▶ _Data extract_
* * *
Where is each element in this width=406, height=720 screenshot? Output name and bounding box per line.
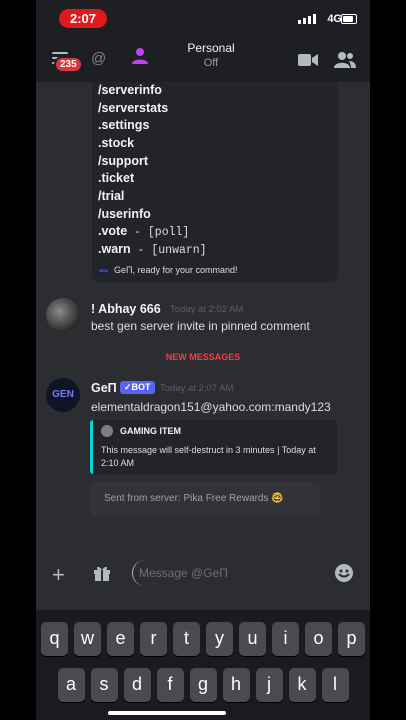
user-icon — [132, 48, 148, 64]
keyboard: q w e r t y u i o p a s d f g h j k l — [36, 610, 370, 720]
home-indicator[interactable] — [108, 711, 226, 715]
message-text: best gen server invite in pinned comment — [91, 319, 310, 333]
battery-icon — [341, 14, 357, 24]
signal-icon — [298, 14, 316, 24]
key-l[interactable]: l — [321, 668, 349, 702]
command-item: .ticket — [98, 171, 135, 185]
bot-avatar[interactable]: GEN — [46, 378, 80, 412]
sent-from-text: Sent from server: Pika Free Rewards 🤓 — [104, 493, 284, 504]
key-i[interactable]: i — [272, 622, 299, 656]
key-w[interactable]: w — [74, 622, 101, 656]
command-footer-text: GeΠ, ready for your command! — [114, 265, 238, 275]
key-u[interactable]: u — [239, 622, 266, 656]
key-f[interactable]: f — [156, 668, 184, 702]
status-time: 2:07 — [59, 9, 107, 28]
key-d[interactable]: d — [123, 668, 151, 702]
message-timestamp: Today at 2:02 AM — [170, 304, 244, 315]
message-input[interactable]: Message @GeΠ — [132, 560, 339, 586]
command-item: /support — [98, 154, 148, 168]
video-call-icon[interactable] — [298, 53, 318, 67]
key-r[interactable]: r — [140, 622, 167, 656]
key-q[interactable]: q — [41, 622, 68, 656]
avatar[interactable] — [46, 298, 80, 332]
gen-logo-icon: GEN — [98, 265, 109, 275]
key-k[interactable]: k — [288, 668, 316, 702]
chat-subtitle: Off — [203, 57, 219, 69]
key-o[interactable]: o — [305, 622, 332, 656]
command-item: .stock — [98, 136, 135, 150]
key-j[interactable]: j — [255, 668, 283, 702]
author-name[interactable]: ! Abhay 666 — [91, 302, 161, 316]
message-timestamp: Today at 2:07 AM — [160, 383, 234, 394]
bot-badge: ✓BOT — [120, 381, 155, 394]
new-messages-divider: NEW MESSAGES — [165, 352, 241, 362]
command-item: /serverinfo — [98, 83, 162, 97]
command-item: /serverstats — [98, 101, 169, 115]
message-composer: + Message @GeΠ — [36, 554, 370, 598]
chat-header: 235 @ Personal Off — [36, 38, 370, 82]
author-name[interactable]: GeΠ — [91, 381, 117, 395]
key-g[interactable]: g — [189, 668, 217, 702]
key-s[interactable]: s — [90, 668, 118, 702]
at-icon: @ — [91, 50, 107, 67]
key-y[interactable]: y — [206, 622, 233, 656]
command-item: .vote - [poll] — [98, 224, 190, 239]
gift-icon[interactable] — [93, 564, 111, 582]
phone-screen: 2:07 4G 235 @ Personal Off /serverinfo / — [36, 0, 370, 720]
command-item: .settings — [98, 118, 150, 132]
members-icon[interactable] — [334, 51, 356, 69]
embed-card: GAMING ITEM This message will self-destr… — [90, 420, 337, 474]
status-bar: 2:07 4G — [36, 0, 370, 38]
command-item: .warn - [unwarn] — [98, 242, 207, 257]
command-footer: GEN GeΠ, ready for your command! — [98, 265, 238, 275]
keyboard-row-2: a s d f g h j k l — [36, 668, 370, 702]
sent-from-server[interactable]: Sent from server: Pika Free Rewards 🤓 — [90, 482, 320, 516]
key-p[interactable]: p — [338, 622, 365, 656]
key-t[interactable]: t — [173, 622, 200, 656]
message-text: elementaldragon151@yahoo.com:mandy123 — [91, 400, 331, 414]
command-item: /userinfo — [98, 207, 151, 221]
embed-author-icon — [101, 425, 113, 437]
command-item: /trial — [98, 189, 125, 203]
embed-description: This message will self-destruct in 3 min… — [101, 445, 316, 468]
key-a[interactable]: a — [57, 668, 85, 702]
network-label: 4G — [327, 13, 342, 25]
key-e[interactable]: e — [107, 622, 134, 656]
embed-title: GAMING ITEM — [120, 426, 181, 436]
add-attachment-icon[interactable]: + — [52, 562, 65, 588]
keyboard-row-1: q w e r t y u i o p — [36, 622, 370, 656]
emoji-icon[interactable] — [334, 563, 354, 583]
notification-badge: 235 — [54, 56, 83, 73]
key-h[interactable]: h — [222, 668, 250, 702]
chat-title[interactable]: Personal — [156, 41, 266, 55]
* * *
▶ _Instruction_
Reproduce every item above word for word, leaving out the pictures.

▶ _Answer to the task_
Where is each element in this width=406, height=720 screenshot? Output name and bounding box per line.
user-icon — [132, 48, 148, 64]
keyboard: q w e r t y u i o p a s d f g h j k l — [36, 610, 370, 720]
home-indicator[interactable] — [108, 711, 226, 715]
message-text: best gen server invite in pinned comment — [91, 319, 310, 333]
battery-icon — [341, 14, 357, 24]
signal-icon — [298, 14, 316, 24]
key-l[interactable]: l — [321, 668, 349, 702]
command-item: .ticket — [98, 171, 135, 185]
bot-avatar[interactable]: GEN — [46, 378, 80, 412]
sent-from-text: Sent from server: Pika Free Rewards 🤓 — [104, 493, 284, 504]
key-i[interactable]: i — [272, 622, 299, 656]
key-w[interactable]: w — [74, 622, 101, 656]
command-footer-text: GeΠ, ready for your command! — [114, 265, 238, 275]
key-u[interactable]: u — [239, 622, 266, 656]
key-f[interactable]: f — [156, 668, 184, 702]
status-time: 2:07 — [59, 9, 107, 28]
key-d[interactable]: d — [123, 668, 151, 702]
message-timestamp: Today at 2:02 AM — [170, 304, 244, 315]
message-input[interactable]: Message @GeΠ — [132, 560, 339, 586]
command-item: /support — [98, 154, 148, 168]
video-call-icon[interactable] — [298, 53, 318, 67]
key-r[interactable]: r — [140, 622, 167, 656]
key-q[interactable]: q — [41, 622, 68, 656]
avatar[interactable] — [46, 298, 80, 332]
gen-logo-icon: GEN — [98, 265, 109, 275]
key-k[interactable]: k — [288, 668, 316, 702]
chat-subtitle: Off — [203, 57, 219, 69]
key-o[interactable]: o — [305, 622, 332, 656]
command-item: .stock — [98, 136, 135, 150]
key-j[interactable]: j — [255, 668, 283, 702]
author-name[interactable]: ! Abhay 666 — [91, 302, 161, 316]
message-timestamp: Today at 2:07 AM — [160, 383, 234, 394]
bot-badge: ✓BOT — [120, 381, 155, 394]
new-messages-divider: NEW MESSAGES — [165, 352, 241, 362]
command-item: /serverinfo — [98, 83, 162, 97]
command-item: /serverstats — [98, 101, 169, 115]
message-composer: + Message @GeΠ — [36, 554, 370, 598]
chat-header: 235 @ Personal Off — [36, 38, 370, 82]
author-name[interactable]: GeΠ — [91, 381, 117, 395]
key-g[interactable]: g — [189, 668, 217, 702]
key-s[interactable]: s — [90, 668, 118, 702]
at-icon: @ — [91, 50, 107, 67]
key-y[interactable]: y — [206, 622, 233, 656]
command-item: .vote - [poll] — [98, 224, 190, 239]
gift-icon[interactable] — [93, 564, 111, 582]
phone-screen: 2:07 4G 235 @ Personal Off /serverinfo / — [36, 0, 370, 720]
command-item: .settings — [98, 118, 150, 132]
members-icon[interactable] — [334, 51, 356, 69]
embed-card: GAMING ITEM This message will self-destr… — [90, 420, 337, 474]
status-bar: 2:07 4G — [36, 0, 370, 38]
command-item: .warn - [unwarn] — [98, 242, 207, 257]
command-footer: GEN GeΠ, ready for your command! — [98, 265, 238, 275]
keyboard-row-2: a s d f g h j k l — [36, 668, 370, 702]
sent-from-server[interactable]: Sent from server: Pika Free Rewards 🤓 — [90, 482, 320, 516]
key-p[interactable]: p — [338, 622, 365, 656]
key-t[interactable]: t — [173, 622, 200, 656]
message-text: elementaldragon151@yahoo.com:mandy123 — [91, 400, 331, 414]
command-item: /userinfo — [98, 207, 151, 221]
embed-author-icon — [101, 425, 113, 437]
command-item: /trial — [98, 189, 125, 203]
embed-description: This message will self-destruct in 3 min… — [101, 445, 316, 468]
key-a[interactable]: a — [57, 668, 85, 702]
network-label: 4G — [327, 13, 342, 25]
key-e[interactable]: e — [107, 622, 134, 656]
embed-title: GAMING ITEM — [120, 426, 181, 436]
add-attachment-icon[interactable]: + — [52, 562, 65, 588]
keyboard-row-1: q w e r t y u i o p — [36, 622, 370, 656]
emoji-icon[interactable] — [334, 563, 354, 583]
notification-badge: 235 — [54, 56, 83, 73]
key-h[interactable]: h — [222, 668, 250, 702]
chat-title[interactable]: Personal — [156, 41, 266, 55]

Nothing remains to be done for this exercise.